- [Stated task]:
From the entries below, gather every line containing the string "data".

________________________

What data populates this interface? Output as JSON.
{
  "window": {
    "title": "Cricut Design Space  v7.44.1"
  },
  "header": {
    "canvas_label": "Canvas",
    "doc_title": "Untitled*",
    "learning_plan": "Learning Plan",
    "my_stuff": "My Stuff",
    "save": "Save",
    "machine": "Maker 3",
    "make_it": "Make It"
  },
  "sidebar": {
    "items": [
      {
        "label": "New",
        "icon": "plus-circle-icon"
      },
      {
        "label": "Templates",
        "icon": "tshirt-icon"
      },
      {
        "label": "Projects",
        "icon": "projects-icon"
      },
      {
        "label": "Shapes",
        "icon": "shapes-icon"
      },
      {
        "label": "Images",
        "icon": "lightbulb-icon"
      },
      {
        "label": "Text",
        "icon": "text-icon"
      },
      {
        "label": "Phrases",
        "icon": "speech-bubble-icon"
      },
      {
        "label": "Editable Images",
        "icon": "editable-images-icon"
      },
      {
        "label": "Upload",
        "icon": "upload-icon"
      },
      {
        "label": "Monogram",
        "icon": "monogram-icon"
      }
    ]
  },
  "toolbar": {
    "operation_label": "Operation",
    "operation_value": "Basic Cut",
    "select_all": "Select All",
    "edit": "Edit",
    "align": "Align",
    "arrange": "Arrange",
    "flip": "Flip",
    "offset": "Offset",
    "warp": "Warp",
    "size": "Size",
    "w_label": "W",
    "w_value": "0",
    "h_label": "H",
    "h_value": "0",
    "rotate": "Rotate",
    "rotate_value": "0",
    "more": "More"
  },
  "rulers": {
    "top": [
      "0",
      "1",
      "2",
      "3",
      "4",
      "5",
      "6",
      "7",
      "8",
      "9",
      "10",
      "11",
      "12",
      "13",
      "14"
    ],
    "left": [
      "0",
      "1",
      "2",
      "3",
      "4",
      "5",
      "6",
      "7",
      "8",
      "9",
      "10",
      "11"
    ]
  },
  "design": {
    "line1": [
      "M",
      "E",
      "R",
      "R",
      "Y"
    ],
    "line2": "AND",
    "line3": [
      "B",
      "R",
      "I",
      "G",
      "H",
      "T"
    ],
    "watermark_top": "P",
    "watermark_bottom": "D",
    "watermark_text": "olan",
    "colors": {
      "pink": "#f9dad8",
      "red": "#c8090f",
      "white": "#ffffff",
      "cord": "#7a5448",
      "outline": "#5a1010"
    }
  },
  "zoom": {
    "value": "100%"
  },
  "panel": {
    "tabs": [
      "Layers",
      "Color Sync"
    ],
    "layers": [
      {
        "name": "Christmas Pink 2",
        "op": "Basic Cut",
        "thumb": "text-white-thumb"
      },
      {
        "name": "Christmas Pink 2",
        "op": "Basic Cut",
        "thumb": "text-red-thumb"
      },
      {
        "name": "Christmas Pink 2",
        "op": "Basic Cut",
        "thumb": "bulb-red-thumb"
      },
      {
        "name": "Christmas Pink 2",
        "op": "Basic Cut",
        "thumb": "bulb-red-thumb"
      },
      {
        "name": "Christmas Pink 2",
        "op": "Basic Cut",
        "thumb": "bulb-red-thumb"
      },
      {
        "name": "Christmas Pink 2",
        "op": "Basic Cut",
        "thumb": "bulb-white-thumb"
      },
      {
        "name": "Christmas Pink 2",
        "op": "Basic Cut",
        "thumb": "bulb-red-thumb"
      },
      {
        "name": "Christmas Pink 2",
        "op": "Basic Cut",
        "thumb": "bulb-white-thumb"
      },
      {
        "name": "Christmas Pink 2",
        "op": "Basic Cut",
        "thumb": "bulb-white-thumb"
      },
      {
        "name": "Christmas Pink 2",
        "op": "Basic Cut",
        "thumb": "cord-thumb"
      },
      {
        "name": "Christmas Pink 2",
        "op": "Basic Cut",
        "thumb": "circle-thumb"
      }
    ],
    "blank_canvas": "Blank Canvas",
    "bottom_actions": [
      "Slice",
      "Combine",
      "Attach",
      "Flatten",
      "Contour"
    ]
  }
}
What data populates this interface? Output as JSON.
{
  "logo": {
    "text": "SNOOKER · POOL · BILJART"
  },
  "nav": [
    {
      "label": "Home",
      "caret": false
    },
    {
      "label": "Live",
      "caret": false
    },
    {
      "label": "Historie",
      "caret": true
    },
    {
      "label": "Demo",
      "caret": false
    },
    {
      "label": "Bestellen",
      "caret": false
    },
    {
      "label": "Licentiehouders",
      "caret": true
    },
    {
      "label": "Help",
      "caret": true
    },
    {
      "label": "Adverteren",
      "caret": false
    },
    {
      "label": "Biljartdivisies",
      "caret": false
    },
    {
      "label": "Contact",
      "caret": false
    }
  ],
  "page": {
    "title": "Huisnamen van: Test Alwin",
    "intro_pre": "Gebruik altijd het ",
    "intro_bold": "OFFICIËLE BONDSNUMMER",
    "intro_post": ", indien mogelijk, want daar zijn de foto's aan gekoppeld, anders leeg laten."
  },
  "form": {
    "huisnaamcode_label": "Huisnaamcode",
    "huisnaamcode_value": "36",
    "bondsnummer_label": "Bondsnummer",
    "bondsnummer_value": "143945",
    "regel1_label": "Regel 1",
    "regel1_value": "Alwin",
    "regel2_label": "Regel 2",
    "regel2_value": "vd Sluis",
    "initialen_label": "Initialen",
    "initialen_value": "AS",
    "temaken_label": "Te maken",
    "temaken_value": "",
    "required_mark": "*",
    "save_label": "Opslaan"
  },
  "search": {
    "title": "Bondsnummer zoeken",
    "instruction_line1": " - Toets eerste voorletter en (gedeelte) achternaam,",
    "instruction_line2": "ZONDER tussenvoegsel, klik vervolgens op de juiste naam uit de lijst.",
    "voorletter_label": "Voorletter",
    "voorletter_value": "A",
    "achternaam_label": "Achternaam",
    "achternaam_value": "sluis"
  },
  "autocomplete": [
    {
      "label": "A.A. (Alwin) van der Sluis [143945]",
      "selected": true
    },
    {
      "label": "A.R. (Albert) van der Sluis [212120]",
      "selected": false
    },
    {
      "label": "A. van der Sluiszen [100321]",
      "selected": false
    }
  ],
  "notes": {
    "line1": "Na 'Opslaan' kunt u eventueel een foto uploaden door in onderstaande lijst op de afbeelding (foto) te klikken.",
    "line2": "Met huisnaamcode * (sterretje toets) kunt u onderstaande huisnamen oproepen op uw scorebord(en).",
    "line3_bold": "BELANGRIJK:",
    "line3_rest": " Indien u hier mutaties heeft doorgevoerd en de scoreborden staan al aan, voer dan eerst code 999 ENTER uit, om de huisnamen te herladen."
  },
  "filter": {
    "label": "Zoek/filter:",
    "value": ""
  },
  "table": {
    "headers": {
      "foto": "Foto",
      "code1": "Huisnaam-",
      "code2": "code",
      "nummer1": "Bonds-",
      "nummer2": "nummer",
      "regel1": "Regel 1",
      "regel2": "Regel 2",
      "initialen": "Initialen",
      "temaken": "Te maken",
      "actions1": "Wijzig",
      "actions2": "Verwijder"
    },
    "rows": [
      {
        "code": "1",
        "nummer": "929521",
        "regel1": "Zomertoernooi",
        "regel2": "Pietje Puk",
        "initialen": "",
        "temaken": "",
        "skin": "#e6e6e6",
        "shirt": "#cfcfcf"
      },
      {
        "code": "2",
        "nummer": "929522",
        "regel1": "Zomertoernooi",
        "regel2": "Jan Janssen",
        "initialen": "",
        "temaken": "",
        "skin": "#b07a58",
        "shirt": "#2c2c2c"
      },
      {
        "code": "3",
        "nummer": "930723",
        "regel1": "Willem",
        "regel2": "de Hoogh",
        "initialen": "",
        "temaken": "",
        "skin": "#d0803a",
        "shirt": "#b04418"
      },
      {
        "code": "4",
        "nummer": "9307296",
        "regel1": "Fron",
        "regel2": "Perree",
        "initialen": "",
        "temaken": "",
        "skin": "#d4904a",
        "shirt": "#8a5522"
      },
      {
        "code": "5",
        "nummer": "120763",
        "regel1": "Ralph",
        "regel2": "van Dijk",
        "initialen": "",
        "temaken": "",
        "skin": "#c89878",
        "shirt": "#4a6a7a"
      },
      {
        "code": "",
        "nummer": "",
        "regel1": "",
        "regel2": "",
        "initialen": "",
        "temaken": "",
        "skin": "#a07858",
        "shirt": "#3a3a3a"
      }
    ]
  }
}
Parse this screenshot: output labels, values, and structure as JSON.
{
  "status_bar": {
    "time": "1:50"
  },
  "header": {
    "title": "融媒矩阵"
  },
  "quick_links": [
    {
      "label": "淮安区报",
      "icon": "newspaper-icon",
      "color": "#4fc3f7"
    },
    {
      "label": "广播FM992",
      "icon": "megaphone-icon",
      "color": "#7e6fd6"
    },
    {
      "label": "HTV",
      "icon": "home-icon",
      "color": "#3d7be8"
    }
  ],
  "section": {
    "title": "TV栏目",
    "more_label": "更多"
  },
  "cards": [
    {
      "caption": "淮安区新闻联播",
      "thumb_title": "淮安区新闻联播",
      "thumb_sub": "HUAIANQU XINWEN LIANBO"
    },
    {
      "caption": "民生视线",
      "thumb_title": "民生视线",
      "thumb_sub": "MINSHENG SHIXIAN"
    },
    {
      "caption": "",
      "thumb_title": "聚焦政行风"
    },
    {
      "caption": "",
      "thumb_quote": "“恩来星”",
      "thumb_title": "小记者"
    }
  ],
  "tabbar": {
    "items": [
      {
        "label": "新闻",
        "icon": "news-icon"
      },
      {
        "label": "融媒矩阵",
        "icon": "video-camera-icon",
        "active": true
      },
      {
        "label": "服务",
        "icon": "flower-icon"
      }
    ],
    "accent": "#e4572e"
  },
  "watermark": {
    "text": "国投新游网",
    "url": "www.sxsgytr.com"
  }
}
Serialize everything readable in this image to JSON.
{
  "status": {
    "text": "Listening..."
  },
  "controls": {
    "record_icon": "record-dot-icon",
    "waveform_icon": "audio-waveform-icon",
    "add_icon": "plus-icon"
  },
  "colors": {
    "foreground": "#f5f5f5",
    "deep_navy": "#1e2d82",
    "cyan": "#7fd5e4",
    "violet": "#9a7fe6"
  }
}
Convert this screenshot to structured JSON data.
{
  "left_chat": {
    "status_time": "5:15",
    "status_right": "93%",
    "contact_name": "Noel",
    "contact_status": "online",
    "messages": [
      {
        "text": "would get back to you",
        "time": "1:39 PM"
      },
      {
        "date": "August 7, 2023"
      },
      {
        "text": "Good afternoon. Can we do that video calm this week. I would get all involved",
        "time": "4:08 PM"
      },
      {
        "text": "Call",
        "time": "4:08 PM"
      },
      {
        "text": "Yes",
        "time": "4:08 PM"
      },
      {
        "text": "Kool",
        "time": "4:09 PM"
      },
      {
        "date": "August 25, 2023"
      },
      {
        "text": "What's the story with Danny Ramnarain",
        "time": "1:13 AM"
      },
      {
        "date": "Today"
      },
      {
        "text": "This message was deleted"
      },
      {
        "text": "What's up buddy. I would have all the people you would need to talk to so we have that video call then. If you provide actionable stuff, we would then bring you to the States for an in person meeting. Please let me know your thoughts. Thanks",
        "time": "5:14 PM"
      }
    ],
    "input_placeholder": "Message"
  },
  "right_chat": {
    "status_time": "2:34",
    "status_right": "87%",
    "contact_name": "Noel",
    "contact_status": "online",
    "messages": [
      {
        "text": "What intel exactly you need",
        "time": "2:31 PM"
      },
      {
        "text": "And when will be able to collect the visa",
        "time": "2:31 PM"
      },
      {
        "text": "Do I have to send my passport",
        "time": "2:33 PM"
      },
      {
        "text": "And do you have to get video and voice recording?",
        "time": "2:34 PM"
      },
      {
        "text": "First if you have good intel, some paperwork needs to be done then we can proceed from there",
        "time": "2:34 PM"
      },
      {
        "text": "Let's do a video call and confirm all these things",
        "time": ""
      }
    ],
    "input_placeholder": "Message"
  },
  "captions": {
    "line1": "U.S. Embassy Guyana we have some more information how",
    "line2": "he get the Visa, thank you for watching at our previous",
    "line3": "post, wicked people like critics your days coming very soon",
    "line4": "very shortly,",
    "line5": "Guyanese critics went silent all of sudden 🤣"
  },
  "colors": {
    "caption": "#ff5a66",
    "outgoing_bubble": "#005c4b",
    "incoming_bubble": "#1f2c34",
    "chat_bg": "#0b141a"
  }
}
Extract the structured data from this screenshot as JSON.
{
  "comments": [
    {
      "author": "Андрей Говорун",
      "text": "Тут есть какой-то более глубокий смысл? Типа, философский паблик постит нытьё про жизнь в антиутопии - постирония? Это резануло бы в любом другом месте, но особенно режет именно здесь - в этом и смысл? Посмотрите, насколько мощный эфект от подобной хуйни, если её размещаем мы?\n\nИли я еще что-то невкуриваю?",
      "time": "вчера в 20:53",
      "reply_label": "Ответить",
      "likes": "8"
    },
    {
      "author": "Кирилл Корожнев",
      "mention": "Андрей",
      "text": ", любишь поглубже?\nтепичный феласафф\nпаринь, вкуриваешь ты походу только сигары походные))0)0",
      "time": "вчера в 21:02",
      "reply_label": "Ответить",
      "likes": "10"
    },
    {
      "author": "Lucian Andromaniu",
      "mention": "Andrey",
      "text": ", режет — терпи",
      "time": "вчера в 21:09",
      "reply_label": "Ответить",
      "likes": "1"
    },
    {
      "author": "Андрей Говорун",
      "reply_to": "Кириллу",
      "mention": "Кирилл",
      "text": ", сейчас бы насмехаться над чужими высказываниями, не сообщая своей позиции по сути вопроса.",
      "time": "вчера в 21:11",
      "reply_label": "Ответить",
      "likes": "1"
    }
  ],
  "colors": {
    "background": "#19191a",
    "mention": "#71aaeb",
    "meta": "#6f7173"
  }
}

________________________

- [Response to this exercise]:
What data populates this interface? Output as JSON.
What data populates this interface? Output as JSON.
Convert this screenshot to structured JSON data.
Extract the structured data from this screenshot as JSON.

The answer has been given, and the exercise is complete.